Material provided:
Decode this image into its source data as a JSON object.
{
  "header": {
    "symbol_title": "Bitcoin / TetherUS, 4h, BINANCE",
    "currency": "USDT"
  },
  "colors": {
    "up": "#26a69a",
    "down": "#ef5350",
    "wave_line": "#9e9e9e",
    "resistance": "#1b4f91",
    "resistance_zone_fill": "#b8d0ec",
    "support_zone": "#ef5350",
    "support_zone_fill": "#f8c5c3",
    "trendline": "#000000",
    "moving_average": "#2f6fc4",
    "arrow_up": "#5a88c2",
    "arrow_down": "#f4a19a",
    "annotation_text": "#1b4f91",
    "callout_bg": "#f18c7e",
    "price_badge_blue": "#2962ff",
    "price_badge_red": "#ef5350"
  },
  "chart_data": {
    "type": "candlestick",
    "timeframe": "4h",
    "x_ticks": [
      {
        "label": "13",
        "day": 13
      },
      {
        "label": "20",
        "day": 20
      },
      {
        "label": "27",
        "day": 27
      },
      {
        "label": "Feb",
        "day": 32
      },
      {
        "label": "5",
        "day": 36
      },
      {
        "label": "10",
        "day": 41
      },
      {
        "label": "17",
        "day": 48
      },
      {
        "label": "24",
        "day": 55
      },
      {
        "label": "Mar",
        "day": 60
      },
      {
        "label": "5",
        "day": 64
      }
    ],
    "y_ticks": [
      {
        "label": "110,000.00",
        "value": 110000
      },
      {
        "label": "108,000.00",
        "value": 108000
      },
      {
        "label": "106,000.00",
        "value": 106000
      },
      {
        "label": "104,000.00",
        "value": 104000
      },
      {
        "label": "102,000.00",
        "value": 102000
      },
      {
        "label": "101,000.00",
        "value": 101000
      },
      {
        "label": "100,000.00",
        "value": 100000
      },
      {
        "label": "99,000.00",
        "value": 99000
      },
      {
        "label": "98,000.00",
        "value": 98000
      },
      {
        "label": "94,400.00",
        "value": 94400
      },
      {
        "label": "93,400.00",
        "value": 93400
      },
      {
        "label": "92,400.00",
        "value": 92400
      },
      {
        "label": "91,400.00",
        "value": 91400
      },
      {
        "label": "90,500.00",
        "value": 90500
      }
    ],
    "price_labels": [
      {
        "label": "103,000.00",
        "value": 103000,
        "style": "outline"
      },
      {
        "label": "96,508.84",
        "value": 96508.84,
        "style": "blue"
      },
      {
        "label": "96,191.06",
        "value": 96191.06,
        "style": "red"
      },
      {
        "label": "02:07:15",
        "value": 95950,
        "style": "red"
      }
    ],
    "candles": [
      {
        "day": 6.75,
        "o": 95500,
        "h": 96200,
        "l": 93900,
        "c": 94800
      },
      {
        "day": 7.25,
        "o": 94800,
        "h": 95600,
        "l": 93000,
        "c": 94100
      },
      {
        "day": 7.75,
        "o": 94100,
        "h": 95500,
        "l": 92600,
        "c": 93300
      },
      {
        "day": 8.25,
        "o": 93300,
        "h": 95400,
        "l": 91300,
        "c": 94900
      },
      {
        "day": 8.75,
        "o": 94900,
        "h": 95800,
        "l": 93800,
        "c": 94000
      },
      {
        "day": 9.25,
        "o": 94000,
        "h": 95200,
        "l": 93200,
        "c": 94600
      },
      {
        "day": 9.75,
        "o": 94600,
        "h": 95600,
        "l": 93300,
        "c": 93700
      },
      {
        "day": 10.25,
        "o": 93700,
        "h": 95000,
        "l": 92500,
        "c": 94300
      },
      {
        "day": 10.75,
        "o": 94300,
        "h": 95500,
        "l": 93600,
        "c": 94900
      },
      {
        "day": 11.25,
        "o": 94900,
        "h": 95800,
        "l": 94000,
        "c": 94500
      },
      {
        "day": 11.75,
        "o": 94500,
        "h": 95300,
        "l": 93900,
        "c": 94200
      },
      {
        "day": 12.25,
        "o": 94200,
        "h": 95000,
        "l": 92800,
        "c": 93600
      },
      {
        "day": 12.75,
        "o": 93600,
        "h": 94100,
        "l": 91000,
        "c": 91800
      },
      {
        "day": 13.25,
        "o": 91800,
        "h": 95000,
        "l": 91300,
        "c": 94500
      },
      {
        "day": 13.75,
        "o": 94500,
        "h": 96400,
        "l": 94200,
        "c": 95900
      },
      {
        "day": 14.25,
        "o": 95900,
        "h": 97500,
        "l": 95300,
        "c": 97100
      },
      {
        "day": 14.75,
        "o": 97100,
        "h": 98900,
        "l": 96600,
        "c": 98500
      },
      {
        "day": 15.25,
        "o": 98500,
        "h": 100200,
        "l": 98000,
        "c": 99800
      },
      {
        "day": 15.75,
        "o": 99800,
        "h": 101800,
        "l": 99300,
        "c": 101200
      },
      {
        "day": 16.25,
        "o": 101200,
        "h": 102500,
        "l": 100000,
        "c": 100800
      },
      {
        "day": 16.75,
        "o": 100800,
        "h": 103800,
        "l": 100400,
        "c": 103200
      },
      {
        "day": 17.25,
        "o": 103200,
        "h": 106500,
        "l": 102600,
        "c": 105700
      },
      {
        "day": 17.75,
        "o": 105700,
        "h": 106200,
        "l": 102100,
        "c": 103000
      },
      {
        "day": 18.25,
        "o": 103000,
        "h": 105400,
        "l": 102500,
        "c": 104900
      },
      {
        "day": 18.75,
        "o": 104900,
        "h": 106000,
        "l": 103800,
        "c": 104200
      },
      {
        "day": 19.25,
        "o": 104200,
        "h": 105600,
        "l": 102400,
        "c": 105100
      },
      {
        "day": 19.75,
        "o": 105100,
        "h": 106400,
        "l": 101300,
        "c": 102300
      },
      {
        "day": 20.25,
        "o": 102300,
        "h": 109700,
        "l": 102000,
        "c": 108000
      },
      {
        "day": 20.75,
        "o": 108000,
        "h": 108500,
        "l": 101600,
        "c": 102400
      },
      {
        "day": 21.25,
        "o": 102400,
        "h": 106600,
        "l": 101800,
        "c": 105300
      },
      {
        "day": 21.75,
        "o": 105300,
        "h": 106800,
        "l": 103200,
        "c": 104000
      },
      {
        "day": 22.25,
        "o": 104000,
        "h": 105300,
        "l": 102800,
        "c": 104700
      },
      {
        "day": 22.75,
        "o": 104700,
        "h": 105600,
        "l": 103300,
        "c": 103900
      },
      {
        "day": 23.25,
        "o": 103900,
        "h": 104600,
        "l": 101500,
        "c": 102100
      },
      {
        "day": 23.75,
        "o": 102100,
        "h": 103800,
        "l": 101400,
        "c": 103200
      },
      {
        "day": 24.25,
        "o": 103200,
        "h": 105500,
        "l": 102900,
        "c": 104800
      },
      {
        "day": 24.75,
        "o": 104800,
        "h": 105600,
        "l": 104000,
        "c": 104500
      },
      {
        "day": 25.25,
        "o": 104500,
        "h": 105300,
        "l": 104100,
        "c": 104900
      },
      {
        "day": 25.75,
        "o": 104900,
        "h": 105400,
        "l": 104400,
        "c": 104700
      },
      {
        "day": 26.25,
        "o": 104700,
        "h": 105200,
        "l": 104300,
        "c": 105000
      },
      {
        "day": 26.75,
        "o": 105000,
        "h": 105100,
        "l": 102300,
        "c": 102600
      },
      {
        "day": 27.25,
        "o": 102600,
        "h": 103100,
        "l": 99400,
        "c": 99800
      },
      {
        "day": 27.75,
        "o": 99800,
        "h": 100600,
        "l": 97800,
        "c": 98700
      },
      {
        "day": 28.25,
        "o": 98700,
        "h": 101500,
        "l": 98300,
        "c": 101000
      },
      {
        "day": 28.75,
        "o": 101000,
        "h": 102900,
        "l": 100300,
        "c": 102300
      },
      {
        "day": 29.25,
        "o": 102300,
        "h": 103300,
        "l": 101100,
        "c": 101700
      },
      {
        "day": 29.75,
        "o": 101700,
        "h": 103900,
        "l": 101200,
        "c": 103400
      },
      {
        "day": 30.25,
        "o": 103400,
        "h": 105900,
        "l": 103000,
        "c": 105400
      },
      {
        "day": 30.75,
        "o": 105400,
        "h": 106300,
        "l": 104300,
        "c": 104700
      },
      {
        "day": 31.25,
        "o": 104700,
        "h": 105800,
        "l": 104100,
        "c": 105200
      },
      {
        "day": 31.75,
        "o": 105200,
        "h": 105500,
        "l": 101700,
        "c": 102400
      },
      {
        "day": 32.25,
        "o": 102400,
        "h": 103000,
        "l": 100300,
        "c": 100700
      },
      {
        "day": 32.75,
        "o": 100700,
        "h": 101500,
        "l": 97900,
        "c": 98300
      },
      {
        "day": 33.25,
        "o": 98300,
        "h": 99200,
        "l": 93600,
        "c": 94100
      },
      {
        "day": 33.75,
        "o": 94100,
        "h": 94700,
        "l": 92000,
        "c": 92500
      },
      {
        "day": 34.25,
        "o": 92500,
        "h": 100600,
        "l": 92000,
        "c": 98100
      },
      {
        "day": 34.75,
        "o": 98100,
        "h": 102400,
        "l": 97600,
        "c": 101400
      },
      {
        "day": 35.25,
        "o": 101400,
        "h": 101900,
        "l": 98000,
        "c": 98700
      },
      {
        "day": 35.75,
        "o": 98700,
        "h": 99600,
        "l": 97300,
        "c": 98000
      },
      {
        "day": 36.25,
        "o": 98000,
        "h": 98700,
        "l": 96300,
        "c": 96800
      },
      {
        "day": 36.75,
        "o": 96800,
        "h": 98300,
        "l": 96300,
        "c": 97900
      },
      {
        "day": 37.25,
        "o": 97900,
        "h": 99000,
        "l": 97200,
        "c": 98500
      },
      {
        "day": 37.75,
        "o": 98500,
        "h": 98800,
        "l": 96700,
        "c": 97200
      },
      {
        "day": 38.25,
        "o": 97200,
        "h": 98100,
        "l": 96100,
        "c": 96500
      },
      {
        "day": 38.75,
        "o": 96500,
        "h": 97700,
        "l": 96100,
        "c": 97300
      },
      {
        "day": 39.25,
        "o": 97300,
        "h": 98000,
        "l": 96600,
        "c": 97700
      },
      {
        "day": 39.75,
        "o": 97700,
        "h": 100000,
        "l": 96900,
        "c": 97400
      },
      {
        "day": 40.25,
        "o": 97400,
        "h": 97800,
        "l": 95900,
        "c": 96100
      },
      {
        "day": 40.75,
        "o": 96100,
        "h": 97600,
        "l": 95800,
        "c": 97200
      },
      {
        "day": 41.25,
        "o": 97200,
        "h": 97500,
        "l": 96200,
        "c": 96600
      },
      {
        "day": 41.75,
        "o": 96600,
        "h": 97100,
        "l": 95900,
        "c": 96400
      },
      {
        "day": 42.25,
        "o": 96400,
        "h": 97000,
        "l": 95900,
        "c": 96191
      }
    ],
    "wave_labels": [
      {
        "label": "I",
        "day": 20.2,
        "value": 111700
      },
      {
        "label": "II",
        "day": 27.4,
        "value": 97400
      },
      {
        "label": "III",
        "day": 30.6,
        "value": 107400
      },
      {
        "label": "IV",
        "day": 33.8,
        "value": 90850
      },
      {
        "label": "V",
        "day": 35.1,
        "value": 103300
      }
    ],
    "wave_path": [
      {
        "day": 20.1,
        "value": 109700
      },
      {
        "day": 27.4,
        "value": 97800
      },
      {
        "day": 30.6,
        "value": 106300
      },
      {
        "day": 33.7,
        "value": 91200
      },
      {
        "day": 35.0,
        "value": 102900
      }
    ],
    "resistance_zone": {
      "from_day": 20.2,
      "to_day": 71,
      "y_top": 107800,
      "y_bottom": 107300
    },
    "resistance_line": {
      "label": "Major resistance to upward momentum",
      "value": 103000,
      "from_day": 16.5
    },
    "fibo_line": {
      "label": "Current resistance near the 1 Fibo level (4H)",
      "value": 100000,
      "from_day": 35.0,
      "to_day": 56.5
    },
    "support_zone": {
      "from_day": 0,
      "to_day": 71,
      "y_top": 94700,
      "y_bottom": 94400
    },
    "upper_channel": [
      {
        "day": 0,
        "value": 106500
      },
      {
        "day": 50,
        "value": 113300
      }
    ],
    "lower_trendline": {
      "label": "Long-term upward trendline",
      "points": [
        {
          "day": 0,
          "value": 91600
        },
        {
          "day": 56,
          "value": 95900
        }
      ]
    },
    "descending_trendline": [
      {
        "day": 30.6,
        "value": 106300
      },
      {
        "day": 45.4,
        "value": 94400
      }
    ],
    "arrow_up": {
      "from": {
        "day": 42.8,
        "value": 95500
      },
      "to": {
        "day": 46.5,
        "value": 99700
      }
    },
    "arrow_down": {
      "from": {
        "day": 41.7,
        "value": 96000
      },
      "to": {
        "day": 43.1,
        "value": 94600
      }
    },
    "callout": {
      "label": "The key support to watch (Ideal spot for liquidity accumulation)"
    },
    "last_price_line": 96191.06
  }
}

Task requirements: Using the material above, gather every line that includes "style".

Exercise solution:
        "style": "outline"
        "style": "blue"
        "style": "red"
        "style": "red"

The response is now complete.